* **Goal of the exercise**
Of the lines in the listing below, how many hold "screenshot"? Answer with the number only.

* **Source data**
::::
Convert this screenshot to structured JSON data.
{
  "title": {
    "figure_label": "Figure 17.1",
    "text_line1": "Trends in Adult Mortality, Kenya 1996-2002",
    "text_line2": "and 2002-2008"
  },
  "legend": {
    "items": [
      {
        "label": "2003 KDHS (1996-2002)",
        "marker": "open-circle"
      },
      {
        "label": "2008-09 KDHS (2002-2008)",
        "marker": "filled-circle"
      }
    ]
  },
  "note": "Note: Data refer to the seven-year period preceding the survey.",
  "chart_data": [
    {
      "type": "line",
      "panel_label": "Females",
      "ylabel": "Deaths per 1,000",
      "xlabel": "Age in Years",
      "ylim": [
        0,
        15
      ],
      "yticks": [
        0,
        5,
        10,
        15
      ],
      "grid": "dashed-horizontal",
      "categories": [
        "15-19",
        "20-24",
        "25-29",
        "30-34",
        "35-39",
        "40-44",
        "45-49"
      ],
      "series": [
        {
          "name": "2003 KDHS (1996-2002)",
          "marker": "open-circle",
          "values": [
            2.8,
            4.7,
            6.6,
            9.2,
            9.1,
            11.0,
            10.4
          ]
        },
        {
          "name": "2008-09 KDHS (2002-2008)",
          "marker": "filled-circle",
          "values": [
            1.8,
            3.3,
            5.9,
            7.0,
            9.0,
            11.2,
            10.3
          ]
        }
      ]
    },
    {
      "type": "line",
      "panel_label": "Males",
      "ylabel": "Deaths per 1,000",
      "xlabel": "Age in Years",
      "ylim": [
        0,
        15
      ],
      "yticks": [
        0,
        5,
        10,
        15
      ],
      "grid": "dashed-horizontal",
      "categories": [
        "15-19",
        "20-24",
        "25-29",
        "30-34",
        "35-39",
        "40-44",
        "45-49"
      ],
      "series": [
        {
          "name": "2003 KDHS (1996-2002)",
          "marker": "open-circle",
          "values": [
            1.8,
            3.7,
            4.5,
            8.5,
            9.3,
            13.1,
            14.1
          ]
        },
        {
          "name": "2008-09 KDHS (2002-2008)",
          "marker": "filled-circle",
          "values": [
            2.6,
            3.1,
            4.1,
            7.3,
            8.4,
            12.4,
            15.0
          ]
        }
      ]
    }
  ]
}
::::
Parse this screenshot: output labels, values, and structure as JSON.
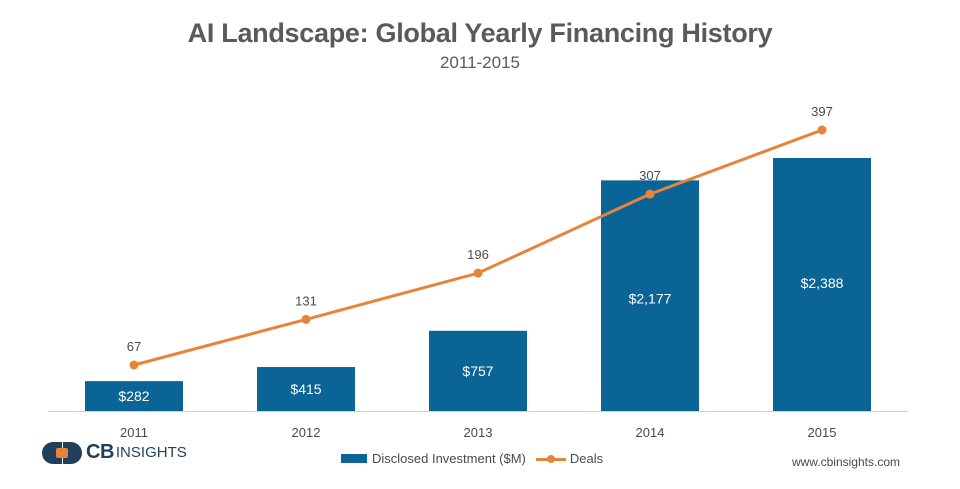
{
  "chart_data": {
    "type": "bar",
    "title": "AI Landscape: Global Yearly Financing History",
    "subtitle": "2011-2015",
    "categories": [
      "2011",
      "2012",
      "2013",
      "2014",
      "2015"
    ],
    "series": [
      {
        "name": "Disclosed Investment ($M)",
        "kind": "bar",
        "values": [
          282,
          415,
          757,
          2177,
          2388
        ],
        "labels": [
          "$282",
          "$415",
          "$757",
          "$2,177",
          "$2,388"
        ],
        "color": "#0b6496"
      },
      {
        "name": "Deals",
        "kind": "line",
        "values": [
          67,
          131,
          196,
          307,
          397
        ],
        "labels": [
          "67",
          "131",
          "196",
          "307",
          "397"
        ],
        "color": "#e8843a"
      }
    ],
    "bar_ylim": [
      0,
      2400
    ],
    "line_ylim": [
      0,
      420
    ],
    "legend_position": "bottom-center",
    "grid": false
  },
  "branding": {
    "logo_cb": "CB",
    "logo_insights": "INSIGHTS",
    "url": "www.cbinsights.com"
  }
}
::::
* **Answer to this problem**
2